**Your task**
Below are some entries; can you quote all of them exactly?

**Given records**
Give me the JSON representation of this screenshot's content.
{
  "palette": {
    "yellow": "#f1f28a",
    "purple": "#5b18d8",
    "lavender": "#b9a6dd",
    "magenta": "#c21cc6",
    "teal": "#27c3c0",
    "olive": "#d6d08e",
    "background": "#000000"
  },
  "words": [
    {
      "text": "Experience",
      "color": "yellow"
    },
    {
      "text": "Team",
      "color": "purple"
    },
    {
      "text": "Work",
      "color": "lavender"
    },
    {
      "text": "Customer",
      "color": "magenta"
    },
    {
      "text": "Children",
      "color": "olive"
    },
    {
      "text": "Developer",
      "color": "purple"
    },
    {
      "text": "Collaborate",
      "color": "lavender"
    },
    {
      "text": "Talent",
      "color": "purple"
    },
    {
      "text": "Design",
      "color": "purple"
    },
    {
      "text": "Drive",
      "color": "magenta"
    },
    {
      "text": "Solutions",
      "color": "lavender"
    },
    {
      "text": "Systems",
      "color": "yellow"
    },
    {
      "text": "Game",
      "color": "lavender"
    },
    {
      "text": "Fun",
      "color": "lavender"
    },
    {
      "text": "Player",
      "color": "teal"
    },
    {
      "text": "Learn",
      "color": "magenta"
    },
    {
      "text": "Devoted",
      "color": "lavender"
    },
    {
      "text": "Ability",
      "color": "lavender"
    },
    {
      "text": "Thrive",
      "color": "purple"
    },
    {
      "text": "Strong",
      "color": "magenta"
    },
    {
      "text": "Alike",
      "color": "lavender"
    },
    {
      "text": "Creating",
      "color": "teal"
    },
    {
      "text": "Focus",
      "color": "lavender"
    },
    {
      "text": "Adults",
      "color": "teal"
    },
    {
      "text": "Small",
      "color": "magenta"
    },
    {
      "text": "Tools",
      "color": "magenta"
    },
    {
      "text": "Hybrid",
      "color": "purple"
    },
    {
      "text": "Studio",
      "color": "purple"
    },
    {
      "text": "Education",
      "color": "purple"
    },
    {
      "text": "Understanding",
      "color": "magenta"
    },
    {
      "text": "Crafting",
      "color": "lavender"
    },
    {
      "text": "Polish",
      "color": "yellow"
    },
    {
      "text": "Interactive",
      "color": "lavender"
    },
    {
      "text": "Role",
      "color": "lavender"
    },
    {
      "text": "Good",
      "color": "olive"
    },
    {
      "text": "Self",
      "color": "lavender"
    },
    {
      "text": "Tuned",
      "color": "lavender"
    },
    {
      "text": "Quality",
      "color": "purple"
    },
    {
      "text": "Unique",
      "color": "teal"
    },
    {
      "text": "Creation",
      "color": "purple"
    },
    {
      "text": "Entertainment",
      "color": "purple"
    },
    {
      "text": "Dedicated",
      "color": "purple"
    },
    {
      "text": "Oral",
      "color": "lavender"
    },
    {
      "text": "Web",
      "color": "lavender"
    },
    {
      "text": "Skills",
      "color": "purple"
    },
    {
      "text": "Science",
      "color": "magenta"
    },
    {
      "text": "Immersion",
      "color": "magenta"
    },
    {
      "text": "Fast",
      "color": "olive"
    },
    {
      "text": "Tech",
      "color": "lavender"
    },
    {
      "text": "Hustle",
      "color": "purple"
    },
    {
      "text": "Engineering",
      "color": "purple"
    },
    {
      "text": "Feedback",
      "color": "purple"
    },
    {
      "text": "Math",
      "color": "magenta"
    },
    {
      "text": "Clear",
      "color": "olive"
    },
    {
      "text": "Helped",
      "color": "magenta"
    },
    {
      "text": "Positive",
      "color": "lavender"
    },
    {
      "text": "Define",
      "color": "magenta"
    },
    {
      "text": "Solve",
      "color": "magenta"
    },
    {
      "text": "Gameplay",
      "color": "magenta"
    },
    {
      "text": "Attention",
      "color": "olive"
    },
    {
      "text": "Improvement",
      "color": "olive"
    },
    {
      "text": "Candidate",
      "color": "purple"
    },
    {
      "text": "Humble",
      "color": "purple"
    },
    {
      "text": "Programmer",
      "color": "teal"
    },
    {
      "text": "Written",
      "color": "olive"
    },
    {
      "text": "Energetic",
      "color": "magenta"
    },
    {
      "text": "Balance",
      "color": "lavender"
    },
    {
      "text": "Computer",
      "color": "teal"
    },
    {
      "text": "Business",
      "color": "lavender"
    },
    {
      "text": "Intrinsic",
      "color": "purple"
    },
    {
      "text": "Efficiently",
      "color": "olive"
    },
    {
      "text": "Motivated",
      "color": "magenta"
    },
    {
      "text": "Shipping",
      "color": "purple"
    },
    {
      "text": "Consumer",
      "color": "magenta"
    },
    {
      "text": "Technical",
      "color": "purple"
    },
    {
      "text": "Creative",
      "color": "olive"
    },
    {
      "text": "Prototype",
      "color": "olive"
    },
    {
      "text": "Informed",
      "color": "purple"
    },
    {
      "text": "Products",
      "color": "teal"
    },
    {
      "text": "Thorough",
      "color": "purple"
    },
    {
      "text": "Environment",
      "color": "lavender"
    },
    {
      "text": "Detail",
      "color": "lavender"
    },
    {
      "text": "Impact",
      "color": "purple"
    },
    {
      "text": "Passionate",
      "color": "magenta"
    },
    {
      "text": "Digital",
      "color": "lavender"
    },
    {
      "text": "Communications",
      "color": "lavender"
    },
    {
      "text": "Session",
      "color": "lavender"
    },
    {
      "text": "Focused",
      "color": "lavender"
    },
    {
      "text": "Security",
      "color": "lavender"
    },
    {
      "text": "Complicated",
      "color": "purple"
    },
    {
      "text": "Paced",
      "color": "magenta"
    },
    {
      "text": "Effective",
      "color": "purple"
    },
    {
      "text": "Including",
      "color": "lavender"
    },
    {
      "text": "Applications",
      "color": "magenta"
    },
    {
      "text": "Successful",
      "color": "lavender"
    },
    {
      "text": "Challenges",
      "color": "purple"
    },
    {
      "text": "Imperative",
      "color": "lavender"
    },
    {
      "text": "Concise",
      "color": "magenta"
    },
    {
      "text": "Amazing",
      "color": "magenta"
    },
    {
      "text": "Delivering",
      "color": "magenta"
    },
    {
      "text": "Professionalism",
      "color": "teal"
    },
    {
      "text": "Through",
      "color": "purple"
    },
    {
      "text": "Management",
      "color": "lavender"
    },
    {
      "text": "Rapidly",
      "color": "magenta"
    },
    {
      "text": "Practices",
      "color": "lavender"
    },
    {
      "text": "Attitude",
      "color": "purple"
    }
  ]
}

**Exercise result**
Give me the JSON representation of this screenshot's content.
{
  "palette": {
    "yellow": "#f1f28a",
    "purple": "#5b18d8",
    "lavender": "#b9a6dd",
    "magenta": "#c21cc6",
    "teal": "#27c3c0",
    "olive": "#d6d08e",
    "background": "#000000"
  },
  "words": [
    {
      "text": "Experience",
      "color": "yellow"
    },
    {
      "text": "Team",
      "color": "purple"
    },
    {
      "text": "Work",
      "color": "lavender"
    },
    {
      "text": "Customer",
      "color": "magenta"
    },
    {
      "text": "Children",
      "color": "olive"
    },
    {
      "text": "Developer",
      "color": "purple"
    },
    {
      "text": "Collaborate",
      "color": "lavender"
    },
    {
      "text": "Talent",
      "color": "purple"
    },
    {
      "text": "Design",
      "color": "purple"
    },
    {
      "text": "Drive",
      "color": "magenta"
    },
    {
      "text": "Solutions",
      "color": "lavender"
    },
    {
      "text": "Systems",
      "color": "yellow"
    },
    {
      "text": "Game",
      "color": "lavender"
    },
    {
      "text": "Fun",
      "color": "lavender"
    },
    {
      "text": "Player",
      "color": "teal"
    },
    {
      "text": "Learn",
      "color": "magenta"
    },
    {
      "text": "Devoted",
      "color": "lavender"
    },
    {
      "text": "Ability",
      "color": "lavender"
    },
    {
      "text": "Thrive",
      "color": "purple"
    },
    {
      "text": "Strong",
      "color": "magenta"
    },
    {
      "text": "Alike",
      "color": "lavender"
    },
    {
      "text": "Creating",
      "color": "teal"
    },
    {
      "text": "Focus",
      "color": "lavender"
    },
    {
      "text": "Adults",
      "color": "teal"
    },
    {
      "text": "Small",
      "color": "magenta"
    },
    {
      "text": "Tools",
      "color": "magenta"
    },
    {
      "text": "Hybrid",
      "color": "purple"
    },
    {
      "text": "Studio",
      "color": "purple"
    },
    {
      "text": "Education",
      "color": "purple"
    },
    {
      "text": "Understanding",
      "color": "magenta"
    },
    {
      "text": "Crafting",
      "color": "lavender"
    },
    {
      "text": "Polish",
      "color": "yellow"
    },
    {
      "text": "Interactive",
      "color": "lavender"
    },
    {
      "text": "Role",
      "color": "lavender"
    },
    {
      "text": "Good",
      "color": "olive"
    },
    {
      "text": "Self",
      "color": "lavender"
    },
    {
      "text": "Tuned",
      "color": "lavender"
    },
    {
      "text": "Quality",
      "color": "purple"
    },
    {
      "text": "Unique",
      "color": "teal"
    },
    {
      "text": "Creation",
      "color": "purple"
    },
    {
      "text": "Entertainment",
      "color": "purple"
    },
    {
      "text": "Dedicated",
      "color": "purple"
    },
    {
      "text": "Oral",
      "color": "lavender"
    },
    {
      "text": "Web",
      "color": "lavender"
    },
    {
      "text": "Skills",
      "color": "purple"
    },
    {
      "text": "Science",
      "color": "magenta"
    },
    {
      "text": "Immersion",
      "color": "magenta"
    },
    {
      "text": "Fast",
      "color": "olive"
    },
    {
      "text": "Tech",
      "color": "lavender"
    },
    {
      "text": "Hustle",
      "color": "purple"
    },
    {
      "text": "Engineering",
      "color": "purple"
    },
    {
      "text": "Feedback",
      "color": "purple"
    },
    {
      "text": "Math",
      "color": "magenta"
    },
    {
      "text": "Clear",
      "color": "olive"
    },
    {
      "text": "Helped",
      "color": "magenta"
    },
    {
      "text": "Positive",
      "color": "lavender"
    },
    {
      "text": "Define",
      "color": "magenta"
    },
    {
      "text": "Solve",
      "color": "magenta"
    },
    {
      "text": "Gameplay",
      "color": "magenta"
    },
    {
      "text": "Attention",
      "color": "olive"
    },
    {
      "text": "Improvement",
      "color": "olive"
    },
    {
      "text": "Candidate",
      "color": "purple"
    },
    {
      "text": "Humble",
      "color": "purple"
    },
    {
      "text": "Programmer",
      "color": "teal"
    },
    {
      "text": "Written",
      "color": "olive"
    },
    {
      "text": "Energetic",
      "color": "magenta"
    },
    {
      "text": "Balance",
      "color": "lavender"
    },
    {
      "text": "Computer",
      "color": "teal"
    },
    {
      "text": "Business",
      "color": "lavender"
    },
    {
      "text": "Intrinsic",
      "color": "purple"
    },
    {
      "text": "Efficiently",
      "color": "olive"
    },
    {
      "text": "Motivated",
      "color": "magenta"
    },
    {
      "text": "Shipping",
      "color": "purple"
    },
    {
      "text": "Consumer",
      "color": "magenta"
    },
    {
      "text": "Technical",
      "color": "purple"
    },
    {
      "text": "Creative",
      "color": "olive"
    },
    {
      "text": "Prototype",
      "color": "olive"
    },
    {
      "text": "Informed",
      "color": "purple"
    },
    {
      "text": "Products",
      "color": "teal"
    },
    {
      "text": "Thorough",
      "color": "purple"
    },
    {
      "text": "Environment",
      "color": "lavender"
    },
    {
      "text": "Detail",
      "color": "lavender"
    },
    {
      "text": "Impact",
      "color": "purple"
    },
    {
      "text": "Passionate",
      "color": "magenta"
    },
    {
      "text": "Digital",
      "color": "lavender"
    },
    {
      "text": "Communications",
      "color": "lavender"
    },
    {
      "text": "Session",
      "color": "lavender"
    },
    {
      "text": "Focused",
      "color": "lavender"
    },
    {
      "text": "Security",
      "color": "lavender"
    },
    {
      "text": "Complicated",
      "color": "purple"
    },
    {
      "text": "Paced",
      "color": "magenta"
    },
    {
      "text": "Effective",
      "color": "purple"
    },
    {
      "text": "Including",
      "color": "lavender"
    },
    {
      "text": "Applications",
      "color": "magenta"
    },
    {
      "text": "Successful",
      "color": "lavender"
    },
    {
      "text": "Challenges",
      "color": "purple"
    },
    {
      "text": "Imperative",
      "color": "lavender"
    },
    {
      "text": "Concise",
      "color": "magenta"
    },
    {
      "text": "Amazing",
      "color": "magenta"
    },
    {
      "text": "Delivering",
      "color": "magenta"
    },
    {
      "text": "Professionalism",
      "color": "teal"
    },
    {
      "text": "Through",
      "color": "purple"
    },
    {
      "text": "Management",
      "color": "lavender"
    },
    {
      "text": "Rapidly",
      "color": "magenta"
    },
    {
      "text": "Practices",
      "color": "lavender"
    },
    {
      "text": "Attitude",
      "color": "purple"
    }
  ]
}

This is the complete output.